[Job]
Copy the full set of lines exactly as given.

[Information supplied]
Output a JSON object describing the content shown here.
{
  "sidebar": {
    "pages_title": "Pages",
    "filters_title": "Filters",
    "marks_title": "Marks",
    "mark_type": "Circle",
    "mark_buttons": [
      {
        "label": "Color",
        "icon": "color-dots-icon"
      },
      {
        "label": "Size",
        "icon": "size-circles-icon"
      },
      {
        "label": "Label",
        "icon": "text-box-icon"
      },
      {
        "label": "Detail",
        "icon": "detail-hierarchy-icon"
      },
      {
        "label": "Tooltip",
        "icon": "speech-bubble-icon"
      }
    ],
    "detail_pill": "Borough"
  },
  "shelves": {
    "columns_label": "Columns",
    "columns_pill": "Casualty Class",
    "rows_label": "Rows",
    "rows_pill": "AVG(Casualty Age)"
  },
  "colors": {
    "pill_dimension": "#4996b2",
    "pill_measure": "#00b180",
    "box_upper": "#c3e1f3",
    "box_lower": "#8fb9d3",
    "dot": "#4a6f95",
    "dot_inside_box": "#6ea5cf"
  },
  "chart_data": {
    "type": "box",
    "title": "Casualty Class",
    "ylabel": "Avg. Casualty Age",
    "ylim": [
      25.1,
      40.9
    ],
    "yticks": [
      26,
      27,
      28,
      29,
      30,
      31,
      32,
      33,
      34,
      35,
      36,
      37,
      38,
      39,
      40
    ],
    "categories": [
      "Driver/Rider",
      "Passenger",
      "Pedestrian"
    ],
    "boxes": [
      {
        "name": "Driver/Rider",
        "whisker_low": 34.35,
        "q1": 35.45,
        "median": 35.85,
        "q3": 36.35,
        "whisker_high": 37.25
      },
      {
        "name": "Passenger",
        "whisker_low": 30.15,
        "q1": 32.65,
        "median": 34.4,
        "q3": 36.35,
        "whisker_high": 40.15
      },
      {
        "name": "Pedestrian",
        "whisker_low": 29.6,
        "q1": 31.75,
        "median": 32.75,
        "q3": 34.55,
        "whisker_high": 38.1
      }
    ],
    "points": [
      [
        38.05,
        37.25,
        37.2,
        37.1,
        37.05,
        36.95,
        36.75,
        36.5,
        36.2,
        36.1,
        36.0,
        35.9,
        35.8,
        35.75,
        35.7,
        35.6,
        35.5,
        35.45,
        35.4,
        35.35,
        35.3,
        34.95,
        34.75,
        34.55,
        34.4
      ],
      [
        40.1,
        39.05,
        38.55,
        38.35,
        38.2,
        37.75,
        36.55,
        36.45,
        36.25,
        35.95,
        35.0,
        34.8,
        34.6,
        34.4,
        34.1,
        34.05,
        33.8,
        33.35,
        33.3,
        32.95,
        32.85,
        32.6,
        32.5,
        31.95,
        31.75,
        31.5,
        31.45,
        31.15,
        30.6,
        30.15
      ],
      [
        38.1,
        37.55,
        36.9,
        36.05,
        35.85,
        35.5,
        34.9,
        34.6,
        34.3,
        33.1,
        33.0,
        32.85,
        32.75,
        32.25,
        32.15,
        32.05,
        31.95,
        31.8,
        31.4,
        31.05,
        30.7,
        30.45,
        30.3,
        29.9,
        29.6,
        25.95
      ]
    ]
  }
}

[Task result]
Output a JSON object describing the content shown here.
{
  "sidebar": {
    "pages_title": "Pages",
    "filters_title": "Filters",
    "marks_title": "Marks",
    "mark_type": "Circle",
    "mark_buttons": [
      {
        "label": "Color",
        "icon": "color-dots-icon"
      },
      {
        "label": "Size",
        "icon": "size-circles-icon"
      },
      {
        "label": "Label",
        "icon": "text-box-icon"
      },
      {
        "label": "Detail",
        "icon": "detail-hierarchy-icon"
      },
      {
        "label": "Tooltip",
        "icon": "speech-bubble-icon"
      }
    ],
    "detail_pill": "Borough"
  },
  "shelves": {
    "columns_label": "Columns",
    "columns_pill": "Casualty Class",
    "rows_label": "Rows",
    "rows_pill": "AVG(Casualty Age)"
  },
  "colors": {
    "pill_dimension": "#4996b2",
    "pill_measure": "#00b180",
    "box_upper": "#c3e1f3",
    "box_lower": "#8fb9d3",
    "dot": "#4a6f95",
    "dot_inside_box": "#6ea5cf"
  },
  "chart_data": {
    "type": "box",
    "title": "Casualty Class",
    "ylabel": "Avg. Casualty Age",
    "ylim": [
      25.1,
      40.9
    ],
    "yticks": [
      26,
      27,
      28,
      29,
      30,
      31,
      32,
      33,
      34,
      35,
      36,
      37,
      38,
      39,
      40
    ],
    "categories": [
      "Driver/Rider",
      "Passenger",
      "Pedestrian"
    ],
    "boxes": [
      {
        "name": "Driver/Rider",
        "whisker_low": 34.35,
        "q1": 35.45,
        "median": 35.85,
        "q3": 36.35,
        "whisker_high": 37.25
      },
      {
        "name": "Passenger",
        "whisker_low": 30.15,
        "q1": 32.65,
        "median": 34.4,
        "q3": 36.35,
        "whisker_high": 40.15
      },
      {
        "name": "Pedestrian",
        "whisker_low": 29.6,
        "q1": 31.75,
        "median": 32.75,
        "q3": 34.55,
        "whisker_high": 38.1
      }
    ],
    "points": [
      [
        38.05,
        37.25,
        37.2,
        37.1,
        37.05,
        36.95,
        36.75,
        36.5,
        36.2,
        36.1,
        36.0,
        35.9,
        35.8,
        35.75,
        35.7,
        35.6,
        35.5,
        35.45,
        35.4,
        35.35,
        35.3,
        34.95,
        34.75,
        34.55,
        34.4
      ],
      [
        40.1,
        39.05,
        38.55,
        38.35,
        38.2,
        37.75,
        36.55,
        36.45,
        36.25,
        35.95,
        35.0,
        34.8,
        34.6,
        34.4,
        34.1,
        34.05,
        33.8,
        33.35,
        33.3,
        32.95,
        32.85,
        32.6,
        32.5,
        31.95,
        31.75,
        31.5,
        31.45,
        31.15,
        30.6,
        30.15
      ],
      [
        38.1,
        37.55,
        36.9,
        36.05,
        35.85,
        35.5,
        34.9,
        34.6,
        34.3,
        33.1,
        33.0,
        32.85,
        32.75,
        32.25,
        32.15,
        32.05,
        31.95,
        31.8,
        31.4,
        31.05,
        30.7,
        30.45,
        30.3,
        29.9,
        29.6,
        25.95
      ]
    ]
  }
}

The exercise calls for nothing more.